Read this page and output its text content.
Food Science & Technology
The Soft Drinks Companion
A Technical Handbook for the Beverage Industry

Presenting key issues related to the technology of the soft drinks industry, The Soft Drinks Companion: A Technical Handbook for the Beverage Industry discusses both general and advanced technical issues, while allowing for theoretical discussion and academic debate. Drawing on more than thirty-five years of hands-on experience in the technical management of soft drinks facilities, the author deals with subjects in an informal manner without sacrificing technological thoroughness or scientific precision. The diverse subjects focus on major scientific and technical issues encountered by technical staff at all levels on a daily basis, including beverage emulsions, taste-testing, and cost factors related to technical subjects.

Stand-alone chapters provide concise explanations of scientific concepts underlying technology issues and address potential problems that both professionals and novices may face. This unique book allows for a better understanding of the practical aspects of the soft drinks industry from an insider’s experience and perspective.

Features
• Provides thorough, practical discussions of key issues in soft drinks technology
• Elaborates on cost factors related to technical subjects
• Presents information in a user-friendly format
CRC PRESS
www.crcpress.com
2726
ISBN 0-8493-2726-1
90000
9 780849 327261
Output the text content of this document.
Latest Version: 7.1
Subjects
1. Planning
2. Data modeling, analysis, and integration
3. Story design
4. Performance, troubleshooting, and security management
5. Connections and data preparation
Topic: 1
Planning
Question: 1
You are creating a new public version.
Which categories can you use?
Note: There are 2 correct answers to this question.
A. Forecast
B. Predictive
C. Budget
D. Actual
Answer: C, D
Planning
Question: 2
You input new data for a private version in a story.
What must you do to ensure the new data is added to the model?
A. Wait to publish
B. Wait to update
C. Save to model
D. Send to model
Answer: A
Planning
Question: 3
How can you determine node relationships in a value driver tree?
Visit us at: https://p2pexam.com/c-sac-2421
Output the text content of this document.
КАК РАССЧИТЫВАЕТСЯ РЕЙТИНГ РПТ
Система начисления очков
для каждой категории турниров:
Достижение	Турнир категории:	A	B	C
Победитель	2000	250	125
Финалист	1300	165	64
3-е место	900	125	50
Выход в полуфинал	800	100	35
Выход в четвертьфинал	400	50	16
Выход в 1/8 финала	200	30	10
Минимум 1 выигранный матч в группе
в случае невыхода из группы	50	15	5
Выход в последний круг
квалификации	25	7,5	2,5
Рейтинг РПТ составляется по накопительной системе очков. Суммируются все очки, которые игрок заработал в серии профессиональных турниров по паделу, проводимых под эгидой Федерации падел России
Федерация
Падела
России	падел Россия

==========

## EXERCISE DESCRIPTION
Print the records above exactly as they appear.

## FULL ANSWER
Read this page and output its text content.
Food Science & Technology
The Soft Drinks Companion
A Technical Handbook for the Beverage Industry

Presenting key issues related to the technology of the soft drinks industry, The Soft Drinks Companion: A Technical Handbook for the Beverage Industry discusses both general and advanced technical issues, while allowing for theoretical discussion and academic debate. Drawing on more than thirty-five years of hands-on experience in the technical management of soft drinks facilities, the author deals with subjects in an informal manner without sacrificing technological thoroughness or scientific precision. The diverse subjects focus on major scientific and technical issues encountered by technical staff at all levels on a daily basis, including beverage emulsions, taste-testing, and cost factors related to technical subjects.

Stand-alone chapters provide concise explanations of scientific concepts underlying technology issues and address potential problems that both professionals and novices may face. This unique book allows for a better understanding of the practical aspects of the soft drinks industry from an insider’s experience and perspective.

Features
• Provides thorough, practical discussions of key issues in soft drinks technology
• Elaborates on cost factors related to technical subjects
• Presents information in a user-friendly format
CRC PRESS
www.crcpress.com
2726
ISBN 0-8493-2726-1
90000
9 780849 327261
Output the text content of this document.
Latest Version: 7.1
Subjects
1. Planning
2. Data modeling, analysis, and integration
3. Story design
4. Performance, troubleshooting, and security management
5. Connections and data preparation
Topic: 1
Planning
Question: 1
You are creating a new public version.
Which categories can you use?
Note: There are 2 correct answers to this question.
A. Forecast
B. Predictive
C. Budget
D. Actual
Answer: C, D
Planning
Question: 2
You input new data for a private version in a story.
What must you do to ensure the new data is added to the model?
A. Wait to publish
B. Wait to update
C. Save to model
D. Send to model
Answer: A
Planning
Question: 3
How can you determine node relationships in a value driver tree?
Visit us at: https://p2pexam.com/c-sac-2421
Output the text content of this document.
КАК РАССЧИТЫВАЕТСЯ РЕЙТИНГ РПТ
Система начисления очков
для каждой категории турниров:
Достижение	Турнир категории:	A	B	C
Победитель	2000	250	125
Финалист	1300	165	64
3-е место	900	125	50
Выход в полуфинал	800	100	35
Выход в четвертьфинал	400	50	16
Выход в 1/8 финала	200	30	10
Минимум 1 выигранный матч в группе
в случае невыхода из группы	50	15	5
Выход в последний круг
квалификации	25	7,5	2,5
Рейтинг РПТ составляется по накопительной системе очков. Суммируются все очки, которые игрок заработал в серии профессиональных турниров по паделу, проводимых под эгидой Федерации падел России
Федерация
Падела
России	падел Россия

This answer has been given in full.